┌────────

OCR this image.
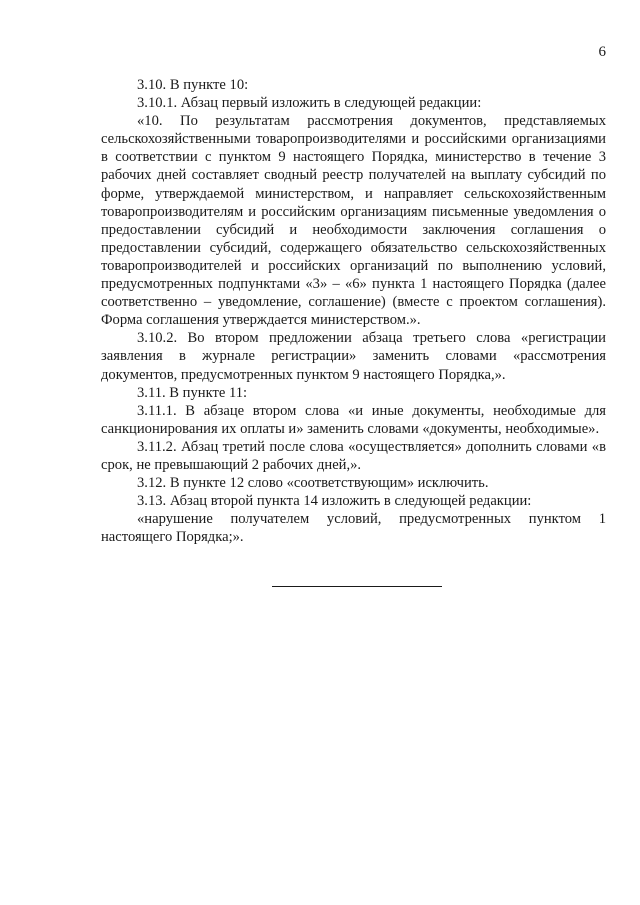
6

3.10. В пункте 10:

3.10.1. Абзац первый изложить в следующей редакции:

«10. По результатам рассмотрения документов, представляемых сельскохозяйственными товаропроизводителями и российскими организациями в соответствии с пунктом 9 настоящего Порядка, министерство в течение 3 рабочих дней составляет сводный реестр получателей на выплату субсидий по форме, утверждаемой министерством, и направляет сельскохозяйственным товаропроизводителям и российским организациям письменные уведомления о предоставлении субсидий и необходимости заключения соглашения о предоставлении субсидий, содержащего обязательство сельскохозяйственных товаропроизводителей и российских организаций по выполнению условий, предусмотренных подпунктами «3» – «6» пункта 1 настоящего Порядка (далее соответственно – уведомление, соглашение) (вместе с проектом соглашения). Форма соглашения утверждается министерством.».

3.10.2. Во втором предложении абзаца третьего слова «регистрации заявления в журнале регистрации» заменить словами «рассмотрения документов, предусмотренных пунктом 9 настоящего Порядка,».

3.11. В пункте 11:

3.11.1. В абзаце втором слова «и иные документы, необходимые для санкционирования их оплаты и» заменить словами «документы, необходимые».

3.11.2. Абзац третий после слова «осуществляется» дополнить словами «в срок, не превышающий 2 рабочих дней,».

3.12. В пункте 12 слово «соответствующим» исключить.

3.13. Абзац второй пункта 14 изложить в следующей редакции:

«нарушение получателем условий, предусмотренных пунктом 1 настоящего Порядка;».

└────────
┌────────

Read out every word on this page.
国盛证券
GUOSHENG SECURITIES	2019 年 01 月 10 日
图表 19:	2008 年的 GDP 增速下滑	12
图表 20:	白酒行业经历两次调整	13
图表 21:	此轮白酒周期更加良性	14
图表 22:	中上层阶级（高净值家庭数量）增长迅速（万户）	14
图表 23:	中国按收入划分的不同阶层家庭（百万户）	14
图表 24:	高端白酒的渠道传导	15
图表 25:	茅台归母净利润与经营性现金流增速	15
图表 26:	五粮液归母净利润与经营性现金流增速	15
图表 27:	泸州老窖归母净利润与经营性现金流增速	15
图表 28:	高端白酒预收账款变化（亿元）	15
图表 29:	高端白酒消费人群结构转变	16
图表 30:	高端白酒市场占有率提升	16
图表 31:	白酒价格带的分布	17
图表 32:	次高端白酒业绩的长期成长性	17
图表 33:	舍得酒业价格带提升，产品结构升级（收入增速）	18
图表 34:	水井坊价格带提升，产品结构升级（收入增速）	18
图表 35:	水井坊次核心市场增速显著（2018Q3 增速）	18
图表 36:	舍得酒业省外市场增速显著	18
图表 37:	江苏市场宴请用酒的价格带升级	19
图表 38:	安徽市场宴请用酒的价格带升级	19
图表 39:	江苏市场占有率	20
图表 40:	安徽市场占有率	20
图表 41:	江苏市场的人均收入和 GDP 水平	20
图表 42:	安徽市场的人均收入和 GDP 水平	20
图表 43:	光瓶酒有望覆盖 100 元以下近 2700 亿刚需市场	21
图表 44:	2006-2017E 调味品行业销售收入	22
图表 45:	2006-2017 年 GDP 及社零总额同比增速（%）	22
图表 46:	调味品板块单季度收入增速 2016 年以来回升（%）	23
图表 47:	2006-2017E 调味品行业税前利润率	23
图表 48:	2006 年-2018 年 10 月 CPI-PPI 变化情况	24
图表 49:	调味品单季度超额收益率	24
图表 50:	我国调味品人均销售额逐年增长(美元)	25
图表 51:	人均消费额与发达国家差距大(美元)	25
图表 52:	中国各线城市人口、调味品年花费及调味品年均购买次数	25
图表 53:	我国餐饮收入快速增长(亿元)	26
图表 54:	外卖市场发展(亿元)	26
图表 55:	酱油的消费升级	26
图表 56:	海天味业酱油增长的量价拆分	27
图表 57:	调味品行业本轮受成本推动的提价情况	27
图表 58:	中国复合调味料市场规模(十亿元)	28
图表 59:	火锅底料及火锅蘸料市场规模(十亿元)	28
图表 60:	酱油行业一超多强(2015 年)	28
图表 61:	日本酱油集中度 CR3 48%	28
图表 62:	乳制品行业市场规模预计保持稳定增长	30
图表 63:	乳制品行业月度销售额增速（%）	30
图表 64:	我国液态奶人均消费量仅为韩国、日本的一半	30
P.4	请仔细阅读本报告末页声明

└────────

*WHAT THE EXERCISE ASKS:*
Where a line above holds the string "словами", show that line.

*OUTPUT:*
3.10.2. Во втором предложении абзаца третьего слова «регистрации заявления в журнале регистрации» заменить словами «рассмотрения документов, предусмотренных пунктом 9 настоящего Порядка,».
3.11.1. В абзаце втором слова «и иные документы, необходимые для санкционирования их оплаты и» заменить словами «документы, необходимые».
3.11.2. Абзац третий после слова «осуществляется» дополнить словами «в срок, не превышающий 2 рабочих дней,».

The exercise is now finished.